> _THE TASK_
With pictures omitted, copy exactly the lines from the one containing "Output the text content of this document." through the end of the records below.

> _DATA LISTING_
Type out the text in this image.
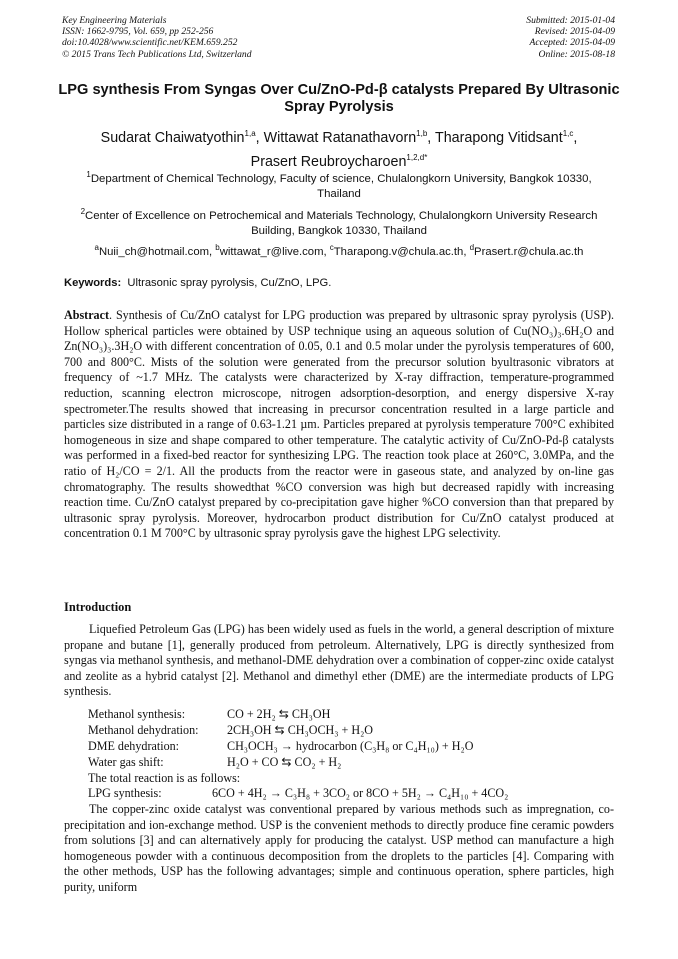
Key Engineering Materials
ISSN: 1662-9795, Vol. 659, pp 252-256
doi:10.4028/www.scientific.net/KEM.659.252
© 2015 Trans Tech Publications Ltd, Switzerland
Submitted: 2015-01-04
Revised: 2015-04-09
Accepted: 2015-04-09
Online: 2015-08-18
LPG synthesis From Syngas Over Cu/ZnO-Pd-β catalysts Prepared By Ultrasonic Spray Pyrolysis
Sudarat Chaiwatyothin$^{1,a}$, Wittawat Ratanathavorn$^{1,b}$, Tharapong Vitidsant$^{1,c}$,
Prasert Reubroycharoen$^{1,2,d*}$
$^1$Department of Chemical Technology, Faculty of science, Chulalongkorn University, Bangkok 10330, Thailand
$^2$Center of Excellence on Petrochemical and Materials Technology, Chulalongkorn University Research Building, Bangkok 10330, Thailand
$^a$Nuii_ch@hotmail.com, $^b$wittawat_r@live.com, $^c$Tharapong.v@chula.ac.th, $^d$Prasert.r@chula.ac.th
Keywords: Ultrasonic spray pyrolysis, Cu/ZnO, LPG.
Abstract. Synthesis of Cu/ZnO catalyst for LPG production was prepared by ultrasonic spray pyrolysis (USP). Hollow spherical particles were obtained by USP technique using an aqueous solution of Cu(NO₃)₃.6H₂O and Zn(NO₃)₃.3H₂O with different concentration of 0.05, 0.1 and 0.5 molar under the pyrolysis temperatures of 600, 700 and 800°C. Mists of the solution were generated from the precursor solution byultrasonic vibrators at frequency of ~1.7 MHz. The catalysts were characterized by X-ray diffraction, temperature-programmed reduction, scanning electron microscope, nitrogen adsorption-desorption, and energy dispersive X-ray spectrometer.The results showed that increasing in precursor concentration resulted in a large particle and particles size distributed in a range of 0.63-1.21 µm. Particles prepared at pyrolysis temperature 700°C exhibited homogeneous in size and shape compared to other temperature. The catalytic activity of Cu/ZnO-Pd-β catalysts was performed in a fixed-bed reactor for synthesizing LPG. The reaction took place at 260°C, 3.0MPa, and the ratio of H₂/CO = 2/1. All the products from the reactor were in gaseous state, and analyzed by on-line gas chromatography. The results showedthat %CO conversion was high but decreased rapidly with increasing reaction time. Cu/ZnO catalyst prepared by co-precipitation gave higher %CO conversion than that prepared by ultrasonic spray pyrolysis. Moreover, hydrocarbon product distribution for Cu/ZnO catalyst produced at concentration 0.1 M 700°C by ultrasonic spray pyrolysis gave the highest LPG selectivity.
Introduction

Liquefied Petroleum Gas (LPG) has been widely used as fuels in the world, a general description of mixture propane and butane [1], generally produced from petroleum. Alternatively, LPG is directly synthesized from syngas via methanol synthesis, and methanol-DME dehydration over a combination of copper-zinc oxide catalyst and zeolite as a hybrid catalyst [2]. Methanol and dimethyl ether (DME) are the intermediate products of LPG synthesis.

Methanol synthesis:	CO + 2H₂ ⇆ CH₃OH
Methanol dehydration: 2CH₃OH ⇆ CH₃OCH₃ + H₂O
DME dehydration:	CH₃OCH₃ → hydrocarbon (C₃H₈ or C₄H₁₀) + H₂O
Water gas shift:	H₂O + CO ⇆ CO₂ + H₂
The total reaction is as follows:
LPG synthesis:	6CO + 4H₂ → C₃H₈ + 3CO₂ or 8CO + 5H₂ → C₄H₁₀ + 4CO₂

The copper-zinc oxide catalyst was conventional prepared by various methods such as impregnation, co-precipitation and ion-exchange method. USP is the convenient methods to directly produce fine ceramic powders from solutions [3] and can alternatively apply for producing the catalyst. USP method can manufacture a high homogeneous powder with a continuous decomposition from the droplets to the particles [4]. Comparing with the other methods, USP has the following advantages; simple and continuous operation, sphere particles, high purity, uniform
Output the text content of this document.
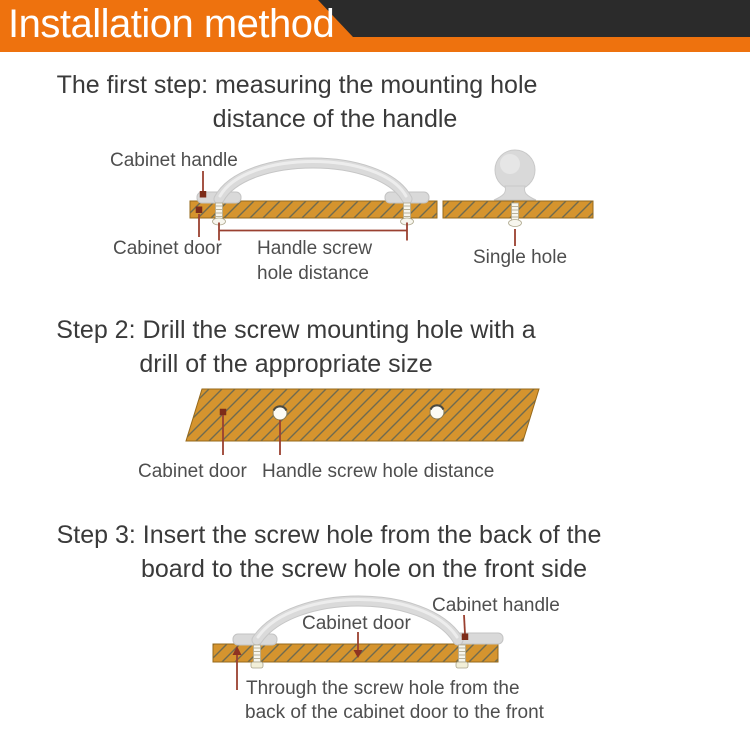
Installation method
The first step: measuring the mounting hole
distance of the handle
Step 2: Drill the screw mounting hole with a
drill of the appropriate size
Step 3: Insert the screw hole from the back of the
board to the screw hole on the front side
Cabinet handle
Cabinet door Handle screw
hole distance
Single hole
Cabinet door Handle screw hole distance
Cabinet door
Cabinet handle
Through the screw hole from the
back of the cabinet door to the front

> _CORRECT ANSWER_
Output the text content of this document.
Installation method
The first step: measuring the mounting hole
distance of the handle
Step 2: Drill the screw mounting hole with a
drill of the appropriate size
Step 3: Insert the screw hole from the back of the
board to the screw hole on the front side
Cabinet handle
Cabinet door Handle screw
hole distance
Single hole
Cabinet door Handle screw hole distance
Cabinet door
Cabinet handle
Through the screw hole from the
back of the cabinet door to the front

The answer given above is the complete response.